任务内容:
将这篇关于LeakCanary源码分析的文章从头到尾逐字复述一遍。

阅读材料:

LeakCanary源码分析

LeakCanary使用

LeakCanary是一个用于Android的内存泄漏检测库.本文从如下四点分析源码

• 检查哪些内存泄漏
• 检查内存泄漏的时机
• 如何判定内存泄漏
• 如何分析内存泄漏(只有一点点,可能跟没有一样)
• 内存泄漏误报

1.检查哪些内存泄漏

AppWatcherInstaller继承于ContentProvider,调用时机是介于Application的attachBaseContext(Context)和 onCreate() 之间.通过这种方式初始化.

方法2manualInstall实现了默认参数watchersToInstall,通过这个方法我们看到Activity,FragmentAndViewModel,RootView,Service四个观察者

fun appDefaultWatchers(
  application: Application,
  reachabilityWatcher: ReachabilityWatcher = objectWatcher
): List {
  return listOf(
    ActivityWatcher(application, reachabilityWatcher),
    FragmentAndViewModelWatcher(application, reachabilityWatcher),
    RootViewWatcher(reachabilityWatcher),
    ServiceWatcher(reachabilityWatcher)
  )
}

2.检查内存泄漏的时机

2.1 ActivityWatcher

activity触发OnDestory检查是否回收Activity实例

private val lifecycleCallbacks =
  object : Application.ActivityLifecycleCallbacks by noOpDelegate() {
    override fun onActivityDestroyed(activity: Activity) {
      reachabilityWatcher.expectWeaklyReachable(
        activity, "${activity::class.java.name} received Activity#onDestroy() callback"
      )

存储记录:
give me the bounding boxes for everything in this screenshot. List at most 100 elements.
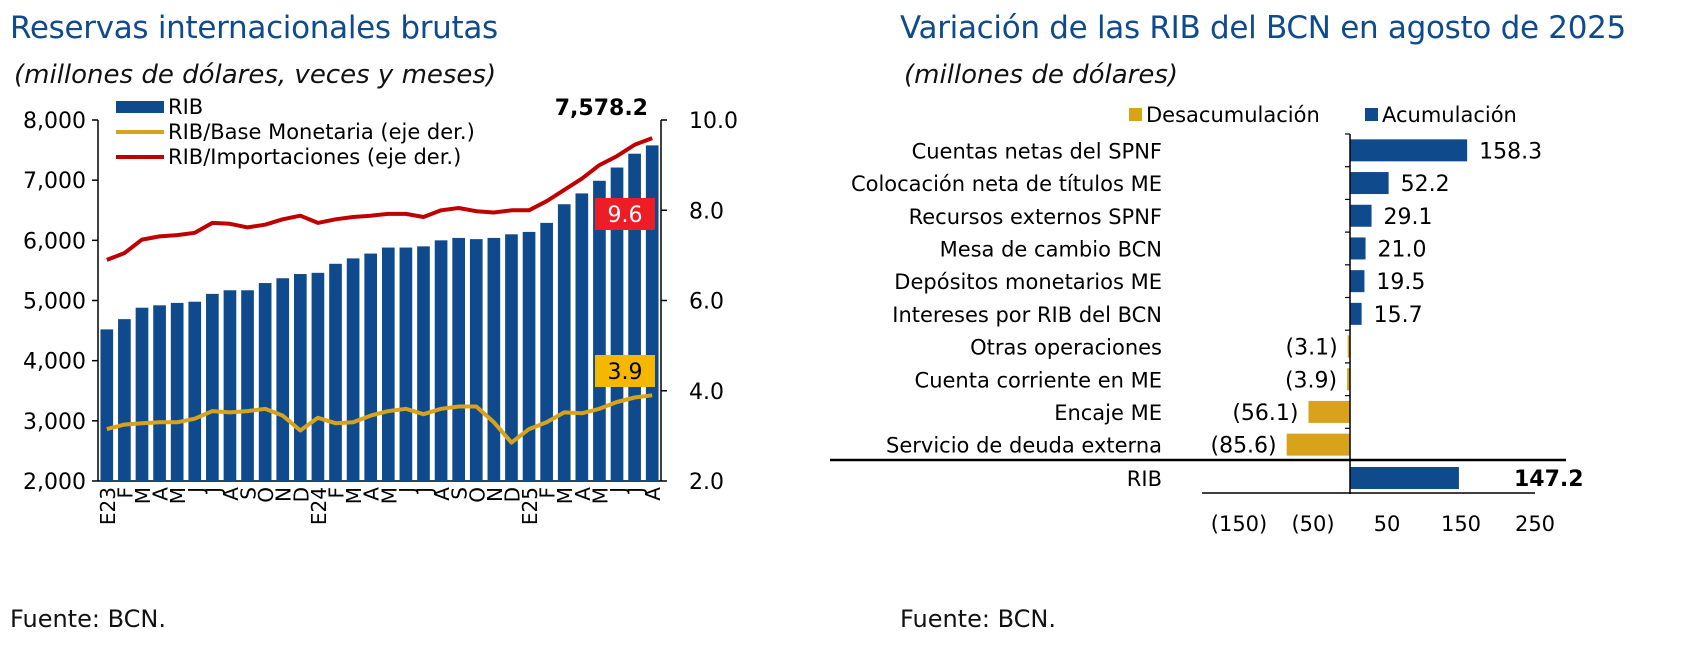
right-axis-tick-label: 8.0 — [689, 199, 724, 224]
rib-bar — [557, 204, 571, 481]
total-category-label: RIB — [1127, 467, 1162, 491]
left-axis-tick-label: 3,000 — [23, 410, 86, 435]
rib-bar — [522, 231, 536, 481]
total-label: 147.2 — [1514, 467, 1584, 492]
chart-title: Variación de las RIB del BCN en agosto d… — [900, 10, 1626, 46]
legend-label: RIB — [168, 95, 203, 119]
legend-label: RIB/Base Monetaria (eje der.) — [168, 120, 475, 144]
x-axis-tick-label: O — [465, 487, 489, 503]
category-label: Mesa de cambio BCN — [940, 237, 1162, 261]
x-axis-tick-label: J — [395, 487, 419, 495]
x-axis-tick-label: E25 — [518, 487, 542, 525]
x-axis-tick-label: F — [536, 487, 560, 499]
data-label: 15.7 — [1374, 303, 1423, 328]
rib-bar — [346, 258, 360, 481]
desacumulacion-bar — [1308, 400, 1350, 423]
rib-bar — [223, 290, 237, 481]
data-label: (85.6) — [1210, 434, 1276, 459]
x-axis-tick-label: 50 — [1374, 512, 1401, 536]
acumulacion-bar — [1350, 204, 1372, 227]
rib-bar — [452, 237, 466, 481]
rib-bar — [170, 302, 184, 481]
acumulacion-bar — [1350, 172, 1389, 195]
x-axis-tick-label: A — [219, 487, 243, 501]
x-axis-tick-label: A — [430, 487, 454, 501]
rib-bar — [487, 237, 501, 481]
acumulacion-bar — [1350, 270, 1365, 293]
desacumulacion-bar — [1347, 335, 1350, 358]
rib-bar — [118, 319, 131, 481]
desacumulacion-bar — [1286, 433, 1350, 456]
x-axis-tick-label: J — [184, 487, 208, 495]
category-label: Depósitos monetarios ME — [894, 270, 1162, 294]
x-axis-tick-label: S — [237, 487, 261, 500]
data-label: 158.3 — [1479, 139, 1542, 164]
rib-bar — [469, 239, 483, 481]
x-axis-tick-label: D — [500, 487, 524, 502]
right-axis-tick-label: 2.0 — [689, 470, 724, 495]
rib-base-label-box — [595, 355, 655, 387]
left-panel: Reservas internacionales brutas (millone… — [10, 10, 738, 633]
x-axis-tick-label: D — [289, 487, 313, 502]
rib-bar — [540, 222, 553, 481]
x-axis-tick-label: M — [377, 487, 401, 504]
last-bar-label: 7,578.2 — [555, 96, 648, 121]
x-axis-tick-label: N — [483, 487, 507, 502]
category-label: Recursos externos SPNF — [909, 205, 1162, 229]
x-axis-tick-label: (150) — [1211, 512, 1267, 536]
rib-bar — [311, 272, 325, 481]
rib-bar — [188, 301, 202, 481]
rib-importaciones-line — [106, 136, 653, 262]
x-axis-tick-label: F — [325, 487, 349, 499]
chart-source: Fuente: BCN. — [10, 605, 166, 633]
rib-bar — [399, 247, 413, 481]
x-axis-tick-label: M — [588, 487, 612, 504]
right-axis-tick-label: 4.0 — [689, 380, 724, 405]
x-axis-tick-label: J — [606, 487, 630, 495]
data-label: (3.9) — [1285, 368, 1337, 393]
rib-bar — [100, 329, 114, 481]
desacumulacion-bar — [1347, 368, 1350, 391]
x-axis-tick-label: J — [412, 487, 436, 495]
legend-swatch — [116, 101, 164, 113]
x-axis-tick-label: E24 — [307, 487, 331, 525]
data-label: 52.2 — [1401, 172, 1450, 197]
category-label: Otras operaciones — [970, 336, 1162, 360]
rib-bar — [417, 246, 430, 481]
chart-source: Fuente: BCN. — [900, 605, 1056, 633]
x-axis-tick-label: A — [571, 487, 595, 501]
left-axis-tick-label: 2,000 — [23, 470, 86, 495]
category-label: Cuenta corriente en ME — [915, 368, 1162, 392]
legend-label: Acumulación — [1382, 103, 1517, 127]
rib-bar — [645, 145, 659, 481]
category-label: Intereses por RIB del BCN — [892, 303, 1162, 327]
reserves-chart: 2,000 3,000 4,000 5,000 6,000 7,000 8,000 2.0 4.… — [23, 95, 738, 525]
x-axis-tick-label: M — [166, 487, 190, 504]
rib-bar — [505, 234, 518, 481]
rib-bar — [206, 293, 219, 481]
rib-base-label: 3.9 — [608, 360, 643, 385]
category-label: Cuentas netas del SPNF — [912, 139, 1162, 163]
chart-title: Reservas internacionales brutas — [10, 10, 498, 46]
right-axis-tick-label: 6.0 — [689, 290, 724, 315]
left-axis-tick-label: 7,000 — [23, 169, 86, 194]
category-label: Encaje ME — [1054, 401, 1162, 425]
rib-bar — [135, 307, 149, 481]
right-axis-tick-label: 10.0 — [689, 109, 738, 134]
rib-bar — [241, 290, 254, 481]
acumulacion-bar — [1350, 237, 1366, 260]
x-axis-tick-label: A — [149, 487, 173, 501]
x-axis-tick-label: A — [641, 487, 665, 501]
legend-label: RIB/Importaciones (eje der.) — [168, 145, 461, 169]
rib-bar — [293, 274, 307, 481]
chart-subtitle: (millones de dólares) — [904, 60, 1179, 90]
x-axis-tick-label: A — [360, 487, 384, 501]
rib-importaciones-label-box — [595, 198, 655, 230]
x-axis-tick-label: M — [553, 487, 577, 504]
acumulacion-bar — [1350, 302, 1362, 325]
rib-bar — [434, 240, 448, 481]
left-axis-tick-label: 5,000 — [23, 290, 86, 315]
rib-bar — [329, 263, 342, 481]
rib-bar — [258, 283, 272, 481]
data-label: 19.5 — [1376, 270, 1425, 295]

任务结果:
LeakCanary源码分析

LeakCanary使用

LeakCanary是一个用于Android的内存泄漏检测库.本文从如下四点分析源码

• 检查哪些内存泄漏
• 检查内存泄漏的时机
• 如何判定内存泄漏
• 如何分析内存泄漏(只有一点点,可能跟没有一样)
• 内存泄漏误报

1.检查哪些内存泄漏

AppWatcherInstaller继承于ContentProvider,调用时机是介于Application的attachBaseContext(Context)和 onCreate() 之间.通过这种方式初始化.

方法2manualInstall实现了默认参数watchersToInstall,通过这个方法我们看到Activity,FragmentAndViewModel,RootView,Service四个观察者

fun appDefaultWatchers(
  application: Application,
  reachabilityWatcher: ReachabilityWatcher = objectWatcher
): List {
  return listOf(
    ActivityWatcher(application, reachabilityWatcher),
    FragmentAndViewModelWatcher(application, reachabilityWatcher),
    RootViewWatcher(reachabilityWatcher),
    ServiceWatcher(reachabilityWatcher)
  )
}

2.检查内存泄漏的时机

2.1 ActivityWatcher

activity触发OnDestory检查是否回收Activity实例

private val lifecycleCallbacks =
  object : Application.ActivityLifecycleCallbacks by noOpDelegate() {
    override fun onActivityDestroyed(activity: Activity) {
      reachabilityWatcher.expectWeaklyReachable(
        activity, "${activity::class.java.name} received Activity#onDestroy() callback"
      )